-- Begin STORED ROWS --

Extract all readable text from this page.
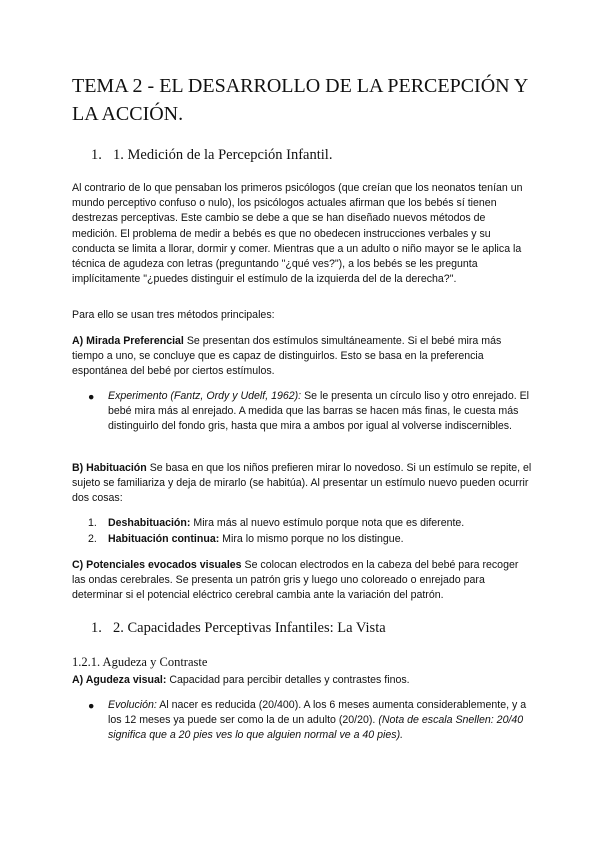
TEMA 2 - EL DESARROLLO DE LA PERCEPCIÓN Y LA ACCIÓN.
1. 1. Medición de la Percepción Infantil.

Al contrario de lo que pensaban los primeros psicólogos (que creían que los neonatos tenían un mundo perceptivo confuso o nulo), los psicólogos actuales afirman que los bebés sí tienen destrezas perceptivas. Este cambio se debe a que se han diseñado nuevos métodos de medición. El problema de medir a bebés es que no obedecen instrucciones verbales y su conducta se limita a llorar, dormir y comer. Mientras que a un adulto o niño mayor se le aplica la técnica de agudeza con letras (preguntando "¿qué ves?"), a los bebés se les pregunta implícitamente "¿puedes distinguir el estímulo de la izquierda del de la derecha?".

Para ello se usan tres métodos principales:

A) Mirada Preferencial Se presentan dos estímulos simultáneamente. Si el bebé mira más tiempo a uno, se concluye que es capaz de distinguirlos. Esto se basa en la preferencia espontánea del bebé por ciertos estímulos.

● Experimento (Fantz, Ordy y Udelf, 1962): Se le presenta un círculo liso y otro enrejado. El bebé mira más al enrejado. A medida que las barras se hacen más finas, le cuesta más distinguirlo del fondo gris, hasta que mira a ambos por igual al volverse indiscernibles.

B) Habituación Se basa en que los niños prefieren mirar lo novedoso. Si un estímulo se repite, el sujeto se familiariza y deja de mirarlo (se habitúa). Al presentar un estímulo nuevo pueden ocurrir dos cosas:

1. Deshabituación: Mira más al nuevo estímulo porque nota que es diferente.

2. Habituación continua: Mira lo mismo porque no los distingue.

C) Potenciales evocados visuales Se colocan electrodos en la cabeza del bebé para recoger las ondas cerebrales. Se presenta un patrón gris y luego uno coloreado o enrejado para determinar si el potencial eléctrico cerebral cambia ante la variación del patrón.

1. 2. Capacidades Perceptivas Infantiles: La Vista
1.2.1. Agudeza y Contraste

A) Agudeza visual: Capacidad para percibir detalles y contrastes finos.

● Evolución: Al nacer es reducida (20/400). A los 6 meses aumenta considerablemente, y a los 12 meses ya puede ser como la de un adulto (20/20). (Nota de escala Snellen: 20/40 significa que a 20 pies ves lo que alguien normal ve a 40 pies).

-- End STORED ROWS --

TASK GOAL:
Strip out the images, then output the records above word for word.

TASK SOLUTION:
Extract all readable text from this page.
TEMA 2 - EL DESARROLLO DE LA PERCEPCIÓN Y LA ACCIÓN.
1. 1. Medición de la Percepción Infantil.

Al contrario de lo que pensaban los primeros psicólogos (que creían que los neonatos tenían un mundo perceptivo confuso o nulo), los psicólogos actuales afirman que los bebés sí tienen destrezas perceptivas. Este cambio se debe a que se han diseñado nuevos métodos de medición. El problema de medir a bebés es que no obedecen instrucciones verbales y su conducta se limita a llorar, dormir y comer. Mientras que a un adulto o niño mayor se le aplica la técnica de agudeza con letras (preguntando "¿qué ves?"), a los bebés se les pregunta implícitamente "¿puedes distinguir el estímulo de la izquierda del de la derecha?".

Para ello se usan tres métodos principales:

A) Mirada Preferencial Se presentan dos estímulos simultáneamente. Si el bebé mira más tiempo a uno, se concluye que es capaz de distinguirlos. Esto se basa en la preferencia espontánea del bebé por ciertos estímulos.

● Experimento (Fantz, Ordy y Udelf, 1962): Se le presenta un círculo liso y otro enrejado. El bebé mira más al enrejado. A medida que las barras se hacen más finas, le cuesta más distinguirlo del fondo gris, hasta que mira a ambos por igual al volverse indiscernibles.

B) Habituación Se basa en que los niños prefieren mirar lo novedoso. Si un estímulo se repite, el sujeto se familiariza y deja de mirarlo (se habitúa). Al presentar un estímulo nuevo pueden ocurrir dos cosas:

1. Deshabituación: Mira más al nuevo estímulo porque nota que es diferente.

2. Habituación continua: Mira lo mismo porque no los distingue.

C) Potenciales evocados visuales Se colocan electrodos en la cabeza del bebé para recoger las ondas cerebrales. Se presenta un patrón gris y luego uno coloreado o enrejado para determinar si el potencial eléctrico cerebral cambia ante la variación del patrón.

1. 2. Capacidades Perceptivas Infantiles: La Vista
1.2.1. Agudeza y Contraste

A) Agudeza visual: Capacidad para percibir detalles y contrastes finos.

● Evolución: Al nacer es reducida (20/400). A los 6 meses aumenta considerablemente, y a los 12 meses ya puede ser como la de un adulto (20/20). (Nota de escala Snellen: 20/40 significa que a 20 pies ves lo que alguien normal ve a 40 pies).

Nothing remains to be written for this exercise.